Exercise task: In the data below, find every line that has the string "Understanding", and copy it.

Records provided:
▼
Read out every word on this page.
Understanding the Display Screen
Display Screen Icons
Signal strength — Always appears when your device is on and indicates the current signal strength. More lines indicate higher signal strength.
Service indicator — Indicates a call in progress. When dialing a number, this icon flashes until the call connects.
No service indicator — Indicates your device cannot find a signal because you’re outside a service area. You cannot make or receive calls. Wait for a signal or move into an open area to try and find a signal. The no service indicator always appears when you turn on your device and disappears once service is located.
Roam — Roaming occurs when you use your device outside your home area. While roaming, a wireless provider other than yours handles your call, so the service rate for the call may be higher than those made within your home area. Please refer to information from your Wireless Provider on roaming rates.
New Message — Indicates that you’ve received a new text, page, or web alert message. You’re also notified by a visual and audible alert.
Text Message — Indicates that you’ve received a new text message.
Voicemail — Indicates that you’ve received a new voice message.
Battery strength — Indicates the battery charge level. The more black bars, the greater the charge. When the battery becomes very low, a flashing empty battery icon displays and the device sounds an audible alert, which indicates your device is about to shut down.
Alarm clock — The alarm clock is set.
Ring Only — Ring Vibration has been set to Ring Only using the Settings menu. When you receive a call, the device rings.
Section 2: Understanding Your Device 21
▲
▼
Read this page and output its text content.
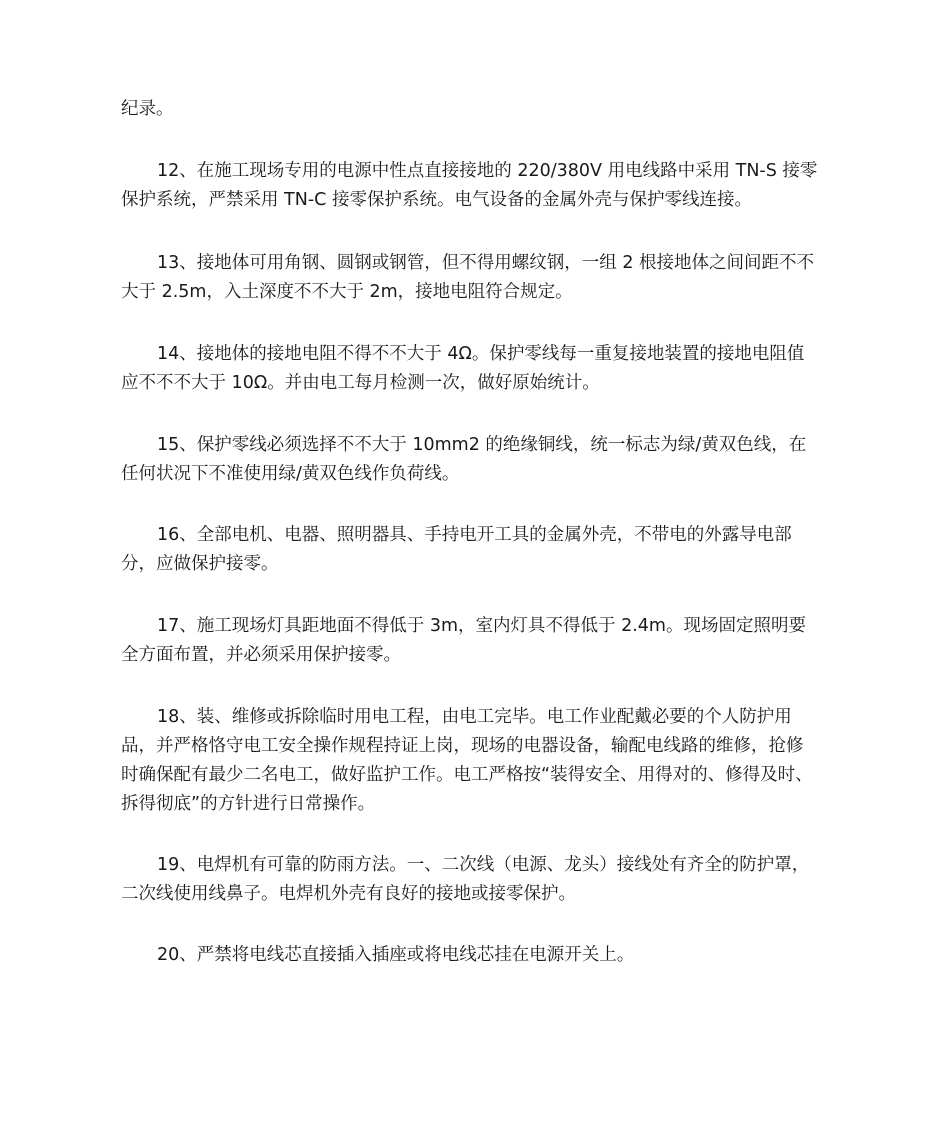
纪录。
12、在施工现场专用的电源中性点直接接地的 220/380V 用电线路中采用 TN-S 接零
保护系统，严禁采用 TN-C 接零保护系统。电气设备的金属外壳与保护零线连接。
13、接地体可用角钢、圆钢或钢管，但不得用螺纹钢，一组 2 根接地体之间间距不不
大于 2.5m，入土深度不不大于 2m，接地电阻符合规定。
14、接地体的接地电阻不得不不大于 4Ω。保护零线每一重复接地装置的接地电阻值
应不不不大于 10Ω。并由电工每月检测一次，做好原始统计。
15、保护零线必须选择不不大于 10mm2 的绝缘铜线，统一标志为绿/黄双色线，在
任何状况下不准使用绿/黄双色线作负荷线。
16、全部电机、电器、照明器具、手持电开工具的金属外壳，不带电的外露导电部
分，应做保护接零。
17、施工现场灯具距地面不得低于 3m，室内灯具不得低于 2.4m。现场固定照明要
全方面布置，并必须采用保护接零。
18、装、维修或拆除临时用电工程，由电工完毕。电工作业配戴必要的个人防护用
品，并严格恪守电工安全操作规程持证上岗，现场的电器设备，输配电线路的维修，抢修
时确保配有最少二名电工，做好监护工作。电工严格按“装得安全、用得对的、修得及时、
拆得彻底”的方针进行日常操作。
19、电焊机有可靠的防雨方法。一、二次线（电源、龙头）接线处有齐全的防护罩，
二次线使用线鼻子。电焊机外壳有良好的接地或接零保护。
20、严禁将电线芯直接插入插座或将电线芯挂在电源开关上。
▲
Output:
Understanding the Display Screen
Section 2: Understanding Your Device 21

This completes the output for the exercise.